--- begin EXERCISE MATERIAL ---
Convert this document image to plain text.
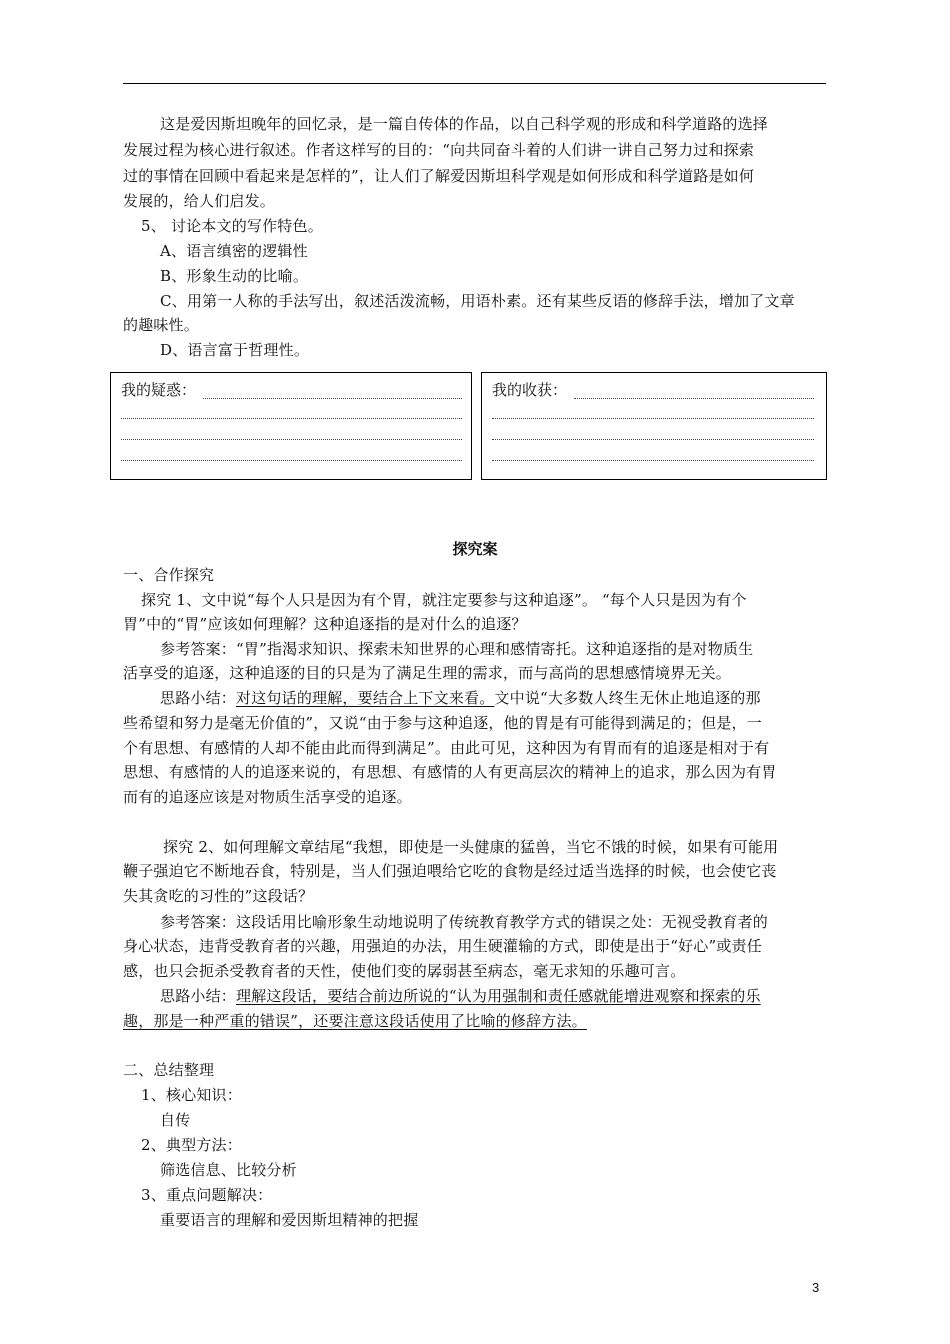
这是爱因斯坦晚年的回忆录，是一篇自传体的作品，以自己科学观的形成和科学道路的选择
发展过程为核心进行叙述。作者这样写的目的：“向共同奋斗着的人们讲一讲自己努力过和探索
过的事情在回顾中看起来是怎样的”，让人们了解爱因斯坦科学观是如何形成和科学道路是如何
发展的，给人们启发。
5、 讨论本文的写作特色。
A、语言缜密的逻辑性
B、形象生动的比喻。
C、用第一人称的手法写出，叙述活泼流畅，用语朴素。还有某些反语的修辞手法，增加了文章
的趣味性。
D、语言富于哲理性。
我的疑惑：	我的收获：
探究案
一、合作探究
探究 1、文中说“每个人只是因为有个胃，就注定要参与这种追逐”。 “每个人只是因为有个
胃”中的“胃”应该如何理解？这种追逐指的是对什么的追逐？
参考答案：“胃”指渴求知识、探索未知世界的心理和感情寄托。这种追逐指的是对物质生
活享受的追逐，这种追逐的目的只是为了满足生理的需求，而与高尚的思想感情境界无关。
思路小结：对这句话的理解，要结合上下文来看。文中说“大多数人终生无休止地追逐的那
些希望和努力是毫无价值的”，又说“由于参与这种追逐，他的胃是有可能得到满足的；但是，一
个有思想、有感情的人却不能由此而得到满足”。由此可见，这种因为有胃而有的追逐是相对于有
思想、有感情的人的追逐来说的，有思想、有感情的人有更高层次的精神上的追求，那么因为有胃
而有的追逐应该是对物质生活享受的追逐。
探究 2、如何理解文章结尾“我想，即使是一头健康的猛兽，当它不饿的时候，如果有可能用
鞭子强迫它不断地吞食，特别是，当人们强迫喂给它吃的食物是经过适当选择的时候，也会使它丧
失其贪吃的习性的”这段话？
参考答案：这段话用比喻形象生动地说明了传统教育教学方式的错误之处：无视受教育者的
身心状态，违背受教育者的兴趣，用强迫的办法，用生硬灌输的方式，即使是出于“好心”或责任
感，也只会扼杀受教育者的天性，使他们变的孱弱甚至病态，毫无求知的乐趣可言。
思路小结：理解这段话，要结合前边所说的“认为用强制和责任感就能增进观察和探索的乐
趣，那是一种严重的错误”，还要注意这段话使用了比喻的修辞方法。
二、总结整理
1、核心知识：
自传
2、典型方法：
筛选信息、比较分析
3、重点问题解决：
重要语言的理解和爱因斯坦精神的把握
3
--- end EXERCISE MATERIAL ---
--- begin EXERCISE MATERIAL ---
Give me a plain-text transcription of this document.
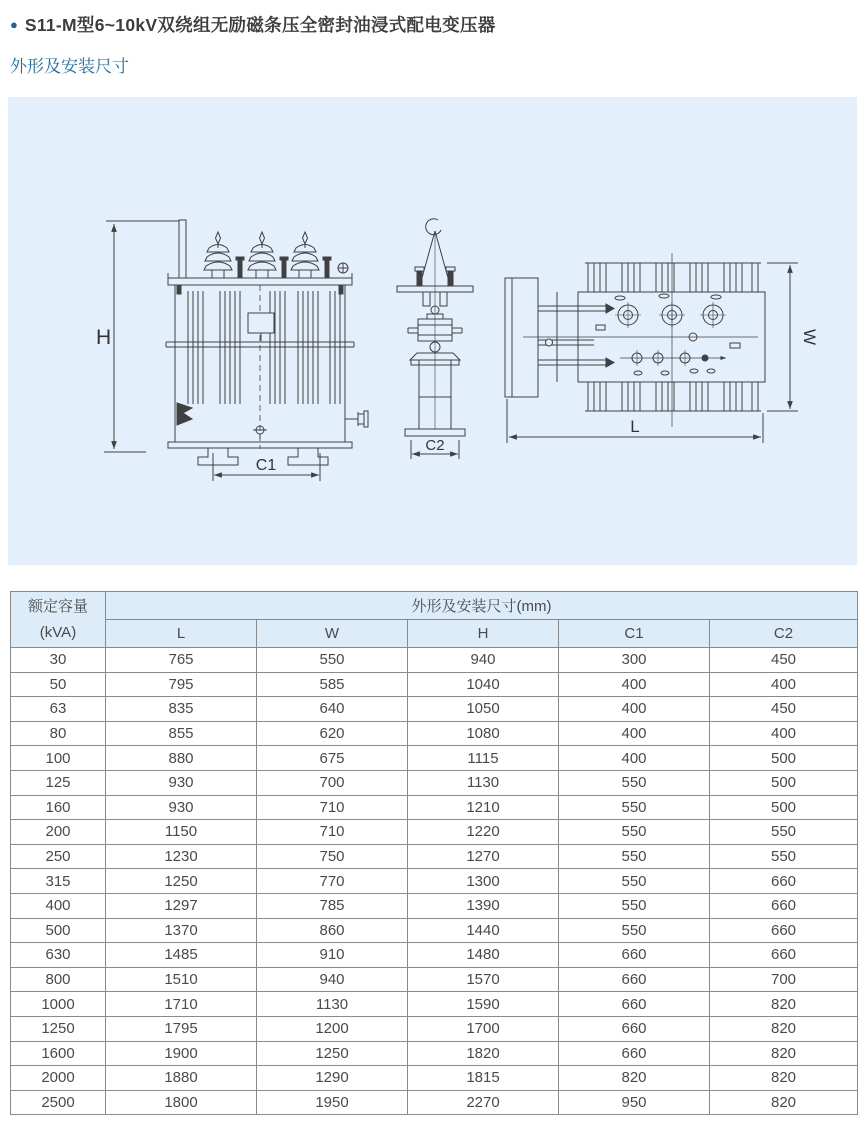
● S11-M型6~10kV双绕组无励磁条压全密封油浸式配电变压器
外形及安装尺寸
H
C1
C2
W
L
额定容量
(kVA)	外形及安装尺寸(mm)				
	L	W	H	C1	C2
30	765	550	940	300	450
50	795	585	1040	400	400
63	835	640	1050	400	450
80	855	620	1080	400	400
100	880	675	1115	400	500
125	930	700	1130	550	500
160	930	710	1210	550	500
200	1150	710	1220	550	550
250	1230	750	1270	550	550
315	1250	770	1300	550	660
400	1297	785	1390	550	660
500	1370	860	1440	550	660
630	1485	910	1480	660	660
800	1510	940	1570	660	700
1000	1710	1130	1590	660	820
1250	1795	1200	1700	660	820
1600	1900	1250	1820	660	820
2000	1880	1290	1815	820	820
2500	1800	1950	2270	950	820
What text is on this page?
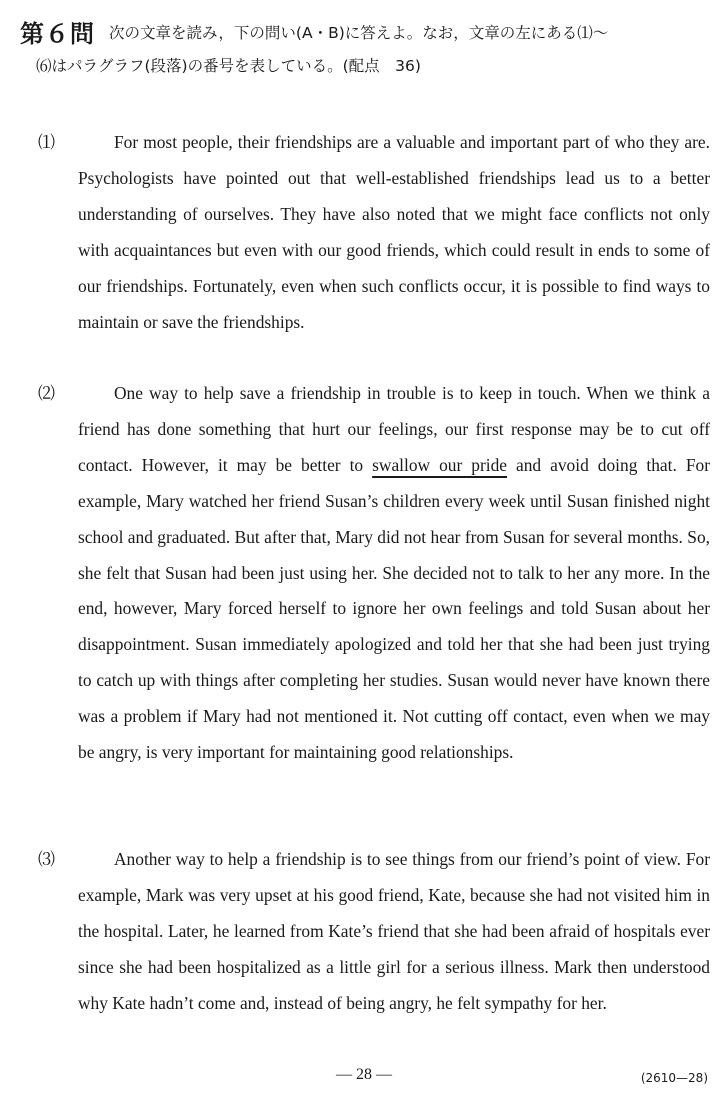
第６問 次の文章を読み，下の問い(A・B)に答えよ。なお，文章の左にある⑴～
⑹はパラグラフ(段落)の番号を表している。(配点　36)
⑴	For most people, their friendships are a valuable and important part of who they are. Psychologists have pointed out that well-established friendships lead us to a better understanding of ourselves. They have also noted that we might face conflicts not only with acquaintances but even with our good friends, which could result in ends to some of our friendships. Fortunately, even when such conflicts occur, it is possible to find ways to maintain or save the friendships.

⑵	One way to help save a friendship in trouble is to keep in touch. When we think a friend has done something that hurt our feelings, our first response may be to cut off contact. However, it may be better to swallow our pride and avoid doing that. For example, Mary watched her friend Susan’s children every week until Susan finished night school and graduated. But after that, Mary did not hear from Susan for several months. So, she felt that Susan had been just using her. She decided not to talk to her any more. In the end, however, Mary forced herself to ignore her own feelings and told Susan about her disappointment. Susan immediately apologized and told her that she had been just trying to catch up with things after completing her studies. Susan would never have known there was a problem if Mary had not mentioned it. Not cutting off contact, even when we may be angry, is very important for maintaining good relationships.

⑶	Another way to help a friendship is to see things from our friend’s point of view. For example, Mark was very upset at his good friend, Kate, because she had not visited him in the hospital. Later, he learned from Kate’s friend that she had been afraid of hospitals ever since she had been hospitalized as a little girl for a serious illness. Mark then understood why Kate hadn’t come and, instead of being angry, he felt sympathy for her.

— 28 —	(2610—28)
--- end EXERCISE MATERIAL ---
--- begin EXERCISE MATERIAL ---
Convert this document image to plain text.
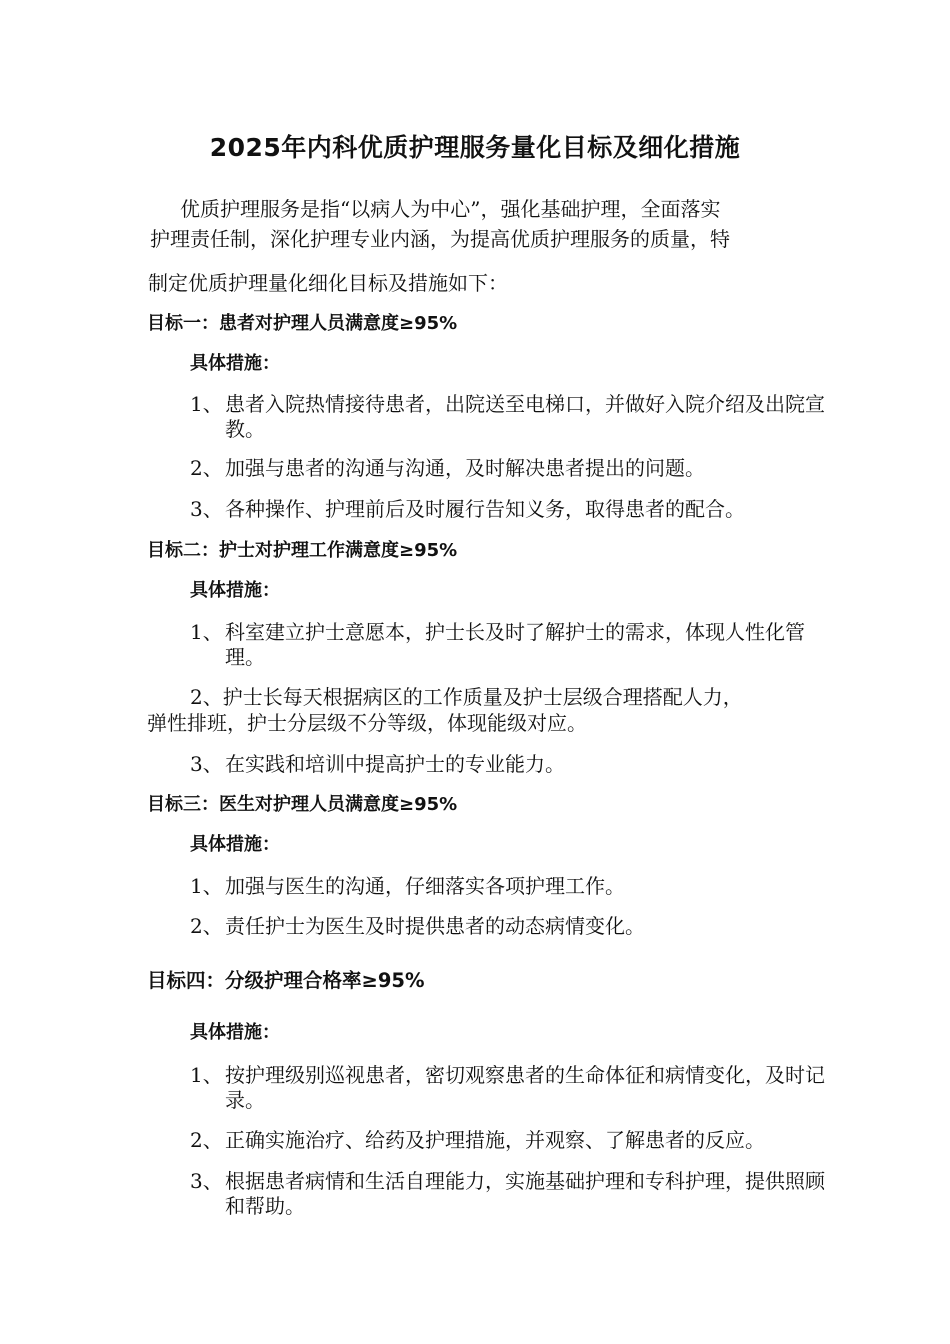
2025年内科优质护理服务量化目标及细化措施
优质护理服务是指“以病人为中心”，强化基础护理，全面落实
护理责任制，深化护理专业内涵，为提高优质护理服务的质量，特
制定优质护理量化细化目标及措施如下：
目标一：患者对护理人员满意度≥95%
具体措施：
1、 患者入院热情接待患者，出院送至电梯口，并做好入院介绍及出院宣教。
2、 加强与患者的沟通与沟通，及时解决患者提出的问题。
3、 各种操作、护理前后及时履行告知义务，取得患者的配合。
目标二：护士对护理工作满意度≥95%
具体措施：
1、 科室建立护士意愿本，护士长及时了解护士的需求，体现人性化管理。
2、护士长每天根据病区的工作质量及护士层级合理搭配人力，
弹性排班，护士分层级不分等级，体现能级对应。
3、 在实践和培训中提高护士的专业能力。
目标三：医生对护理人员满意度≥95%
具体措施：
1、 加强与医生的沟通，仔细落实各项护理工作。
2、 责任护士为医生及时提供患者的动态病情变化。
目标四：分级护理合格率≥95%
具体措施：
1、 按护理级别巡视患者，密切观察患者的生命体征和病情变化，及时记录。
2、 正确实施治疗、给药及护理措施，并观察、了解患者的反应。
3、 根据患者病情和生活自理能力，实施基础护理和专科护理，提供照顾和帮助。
--- end EXERCISE MATERIAL ---
== EXERCISE TASK ==
Pick out, from the lines above, every one that contains the string "思路小结".

== THE COMPLETED TASK ==
思路小结：对这句话的理解，要结合上下文来看。文中说“大多数人终生无休止地追逐的那
思路小结：理解这段话，要结合前边所说的“认为用强制和责任感就能增进观察和探索的乐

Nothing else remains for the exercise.